What to produce :: Reproduce these lines without any change, starting at the line containing "data-point xyxy=(589,162,601,174)" and ending after the line containing "data-point xyxy=(106,345,118,357)".

# # # # #

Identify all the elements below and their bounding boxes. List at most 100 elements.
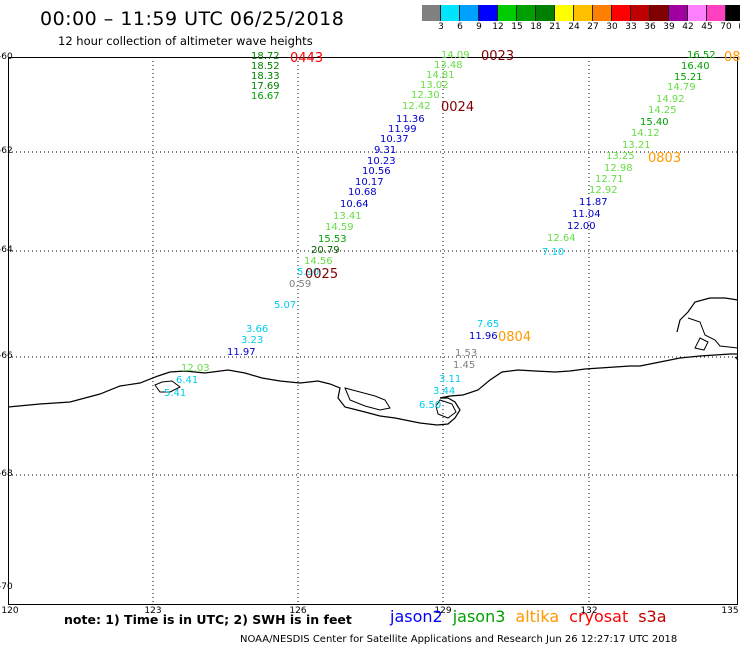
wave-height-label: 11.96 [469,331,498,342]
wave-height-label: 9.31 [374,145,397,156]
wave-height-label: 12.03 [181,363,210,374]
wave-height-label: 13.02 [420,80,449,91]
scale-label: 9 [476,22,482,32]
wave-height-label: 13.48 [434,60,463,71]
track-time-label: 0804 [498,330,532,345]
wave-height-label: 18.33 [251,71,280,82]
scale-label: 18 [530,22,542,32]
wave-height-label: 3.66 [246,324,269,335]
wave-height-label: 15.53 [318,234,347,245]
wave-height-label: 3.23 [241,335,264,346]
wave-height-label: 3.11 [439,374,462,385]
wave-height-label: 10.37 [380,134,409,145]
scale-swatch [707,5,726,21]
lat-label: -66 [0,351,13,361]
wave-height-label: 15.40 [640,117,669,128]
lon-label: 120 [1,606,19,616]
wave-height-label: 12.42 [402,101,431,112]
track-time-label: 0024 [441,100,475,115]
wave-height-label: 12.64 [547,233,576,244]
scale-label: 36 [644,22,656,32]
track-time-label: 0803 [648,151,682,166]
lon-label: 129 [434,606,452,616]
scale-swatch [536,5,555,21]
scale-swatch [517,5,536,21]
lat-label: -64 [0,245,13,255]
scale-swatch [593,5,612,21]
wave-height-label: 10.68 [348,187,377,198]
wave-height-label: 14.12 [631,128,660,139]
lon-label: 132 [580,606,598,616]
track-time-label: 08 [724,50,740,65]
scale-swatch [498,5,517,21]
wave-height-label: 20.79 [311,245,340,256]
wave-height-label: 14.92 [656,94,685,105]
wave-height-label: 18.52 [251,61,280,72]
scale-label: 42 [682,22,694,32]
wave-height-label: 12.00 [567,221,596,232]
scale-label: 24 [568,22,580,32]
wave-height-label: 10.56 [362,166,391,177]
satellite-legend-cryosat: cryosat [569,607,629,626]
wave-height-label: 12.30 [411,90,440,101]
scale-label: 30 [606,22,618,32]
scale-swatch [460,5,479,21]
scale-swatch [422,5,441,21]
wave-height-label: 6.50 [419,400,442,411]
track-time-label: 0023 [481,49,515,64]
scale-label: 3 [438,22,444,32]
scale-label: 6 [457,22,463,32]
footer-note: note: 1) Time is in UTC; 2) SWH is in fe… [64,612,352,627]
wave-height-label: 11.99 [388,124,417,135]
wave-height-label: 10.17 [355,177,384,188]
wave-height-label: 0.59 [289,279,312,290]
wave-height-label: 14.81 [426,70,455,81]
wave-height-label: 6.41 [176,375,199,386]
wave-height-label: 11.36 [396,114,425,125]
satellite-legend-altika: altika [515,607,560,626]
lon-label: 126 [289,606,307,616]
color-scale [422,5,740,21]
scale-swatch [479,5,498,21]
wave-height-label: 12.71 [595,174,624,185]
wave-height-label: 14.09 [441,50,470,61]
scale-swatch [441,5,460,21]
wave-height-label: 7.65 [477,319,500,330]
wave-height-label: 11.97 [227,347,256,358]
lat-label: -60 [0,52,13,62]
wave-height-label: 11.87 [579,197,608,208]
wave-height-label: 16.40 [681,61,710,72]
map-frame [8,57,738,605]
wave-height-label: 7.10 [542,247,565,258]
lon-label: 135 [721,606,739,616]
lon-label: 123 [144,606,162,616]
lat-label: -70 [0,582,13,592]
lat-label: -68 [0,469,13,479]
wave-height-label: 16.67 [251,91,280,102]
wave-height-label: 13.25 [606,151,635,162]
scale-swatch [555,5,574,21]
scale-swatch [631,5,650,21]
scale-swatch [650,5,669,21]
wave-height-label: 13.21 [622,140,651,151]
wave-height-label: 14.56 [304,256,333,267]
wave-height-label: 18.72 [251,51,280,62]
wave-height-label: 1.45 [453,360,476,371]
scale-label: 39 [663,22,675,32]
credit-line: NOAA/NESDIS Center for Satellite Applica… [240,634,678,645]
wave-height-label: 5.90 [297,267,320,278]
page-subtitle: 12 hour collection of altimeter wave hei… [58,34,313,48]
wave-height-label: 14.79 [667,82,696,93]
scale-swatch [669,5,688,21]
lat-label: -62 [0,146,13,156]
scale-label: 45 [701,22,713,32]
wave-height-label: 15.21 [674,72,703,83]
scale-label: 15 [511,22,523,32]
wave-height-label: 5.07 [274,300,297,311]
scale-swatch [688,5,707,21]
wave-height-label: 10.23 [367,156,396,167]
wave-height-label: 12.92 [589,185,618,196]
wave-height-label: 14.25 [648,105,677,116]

# # # # #

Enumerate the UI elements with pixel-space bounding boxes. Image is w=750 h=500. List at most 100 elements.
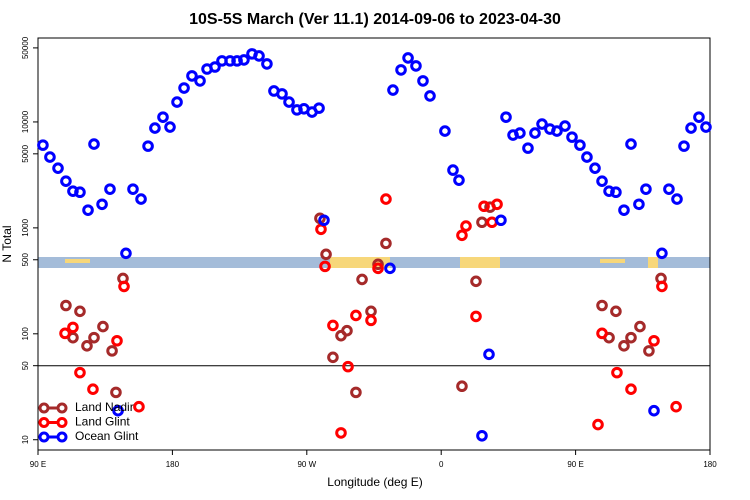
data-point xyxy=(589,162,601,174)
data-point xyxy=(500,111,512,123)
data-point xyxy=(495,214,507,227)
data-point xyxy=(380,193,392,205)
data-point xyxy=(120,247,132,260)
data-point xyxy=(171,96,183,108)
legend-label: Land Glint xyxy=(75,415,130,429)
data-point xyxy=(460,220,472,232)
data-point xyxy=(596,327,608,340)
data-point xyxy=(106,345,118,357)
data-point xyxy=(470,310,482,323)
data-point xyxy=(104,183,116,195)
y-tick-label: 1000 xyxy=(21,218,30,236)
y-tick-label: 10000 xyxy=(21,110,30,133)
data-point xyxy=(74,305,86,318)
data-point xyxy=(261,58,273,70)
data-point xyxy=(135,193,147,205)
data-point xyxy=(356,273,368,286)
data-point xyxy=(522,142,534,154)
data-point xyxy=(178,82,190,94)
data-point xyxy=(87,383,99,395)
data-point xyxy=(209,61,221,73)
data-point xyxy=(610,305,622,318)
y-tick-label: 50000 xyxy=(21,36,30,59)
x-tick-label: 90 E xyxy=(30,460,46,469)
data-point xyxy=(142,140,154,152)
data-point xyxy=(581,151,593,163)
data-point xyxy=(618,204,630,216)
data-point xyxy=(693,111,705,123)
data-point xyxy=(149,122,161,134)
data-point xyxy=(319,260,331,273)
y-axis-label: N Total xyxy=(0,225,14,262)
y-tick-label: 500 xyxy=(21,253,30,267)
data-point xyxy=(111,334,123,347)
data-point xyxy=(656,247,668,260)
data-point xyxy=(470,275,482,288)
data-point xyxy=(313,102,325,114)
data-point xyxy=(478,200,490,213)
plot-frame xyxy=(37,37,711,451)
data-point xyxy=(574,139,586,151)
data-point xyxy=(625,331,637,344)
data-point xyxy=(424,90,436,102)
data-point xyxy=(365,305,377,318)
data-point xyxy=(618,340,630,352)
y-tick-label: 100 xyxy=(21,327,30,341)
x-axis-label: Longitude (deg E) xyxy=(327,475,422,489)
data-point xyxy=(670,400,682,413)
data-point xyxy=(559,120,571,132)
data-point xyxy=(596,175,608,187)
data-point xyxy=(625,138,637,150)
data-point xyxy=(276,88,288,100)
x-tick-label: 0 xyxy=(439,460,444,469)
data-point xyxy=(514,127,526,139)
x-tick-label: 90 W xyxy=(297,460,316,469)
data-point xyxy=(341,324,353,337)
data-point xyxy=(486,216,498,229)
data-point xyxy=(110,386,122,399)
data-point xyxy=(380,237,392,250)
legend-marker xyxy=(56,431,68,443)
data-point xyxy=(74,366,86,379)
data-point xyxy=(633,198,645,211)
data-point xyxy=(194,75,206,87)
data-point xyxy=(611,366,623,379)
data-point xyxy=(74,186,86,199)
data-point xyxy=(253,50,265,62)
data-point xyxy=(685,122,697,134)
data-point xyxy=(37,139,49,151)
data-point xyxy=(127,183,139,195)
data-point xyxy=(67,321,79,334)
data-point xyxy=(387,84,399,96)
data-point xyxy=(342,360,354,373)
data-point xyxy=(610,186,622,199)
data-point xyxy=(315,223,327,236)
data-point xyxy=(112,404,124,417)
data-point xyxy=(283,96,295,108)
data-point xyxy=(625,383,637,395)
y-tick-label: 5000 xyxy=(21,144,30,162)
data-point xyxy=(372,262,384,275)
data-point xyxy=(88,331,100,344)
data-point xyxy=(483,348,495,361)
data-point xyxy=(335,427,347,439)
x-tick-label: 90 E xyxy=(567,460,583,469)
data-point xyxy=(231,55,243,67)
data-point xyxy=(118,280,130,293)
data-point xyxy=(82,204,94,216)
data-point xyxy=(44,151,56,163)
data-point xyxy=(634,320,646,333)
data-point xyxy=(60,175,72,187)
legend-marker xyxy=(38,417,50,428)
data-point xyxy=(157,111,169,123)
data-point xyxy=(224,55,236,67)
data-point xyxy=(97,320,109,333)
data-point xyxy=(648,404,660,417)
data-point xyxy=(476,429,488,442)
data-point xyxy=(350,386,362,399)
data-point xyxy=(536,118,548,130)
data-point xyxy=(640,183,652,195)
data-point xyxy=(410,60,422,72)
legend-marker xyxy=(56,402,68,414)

# # # # #

Task output ::
data-point xyxy=(589,162,601,174)
data-point xyxy=(500,111,512,123)
data-point xyxy=(495,214,507,227)
data-point xyxy=(380,193,392,205)
data-point xyxy=(120,247,132,260)
data-point xyxy=(171,96,183,108)
legend-label: Land Glint xyxy=(75,415,130,429)
data-point xyxy=(460,220,472,232)
data-point xyxy=(596,327,608,340)
data-point xyxy=(106,345,118,357)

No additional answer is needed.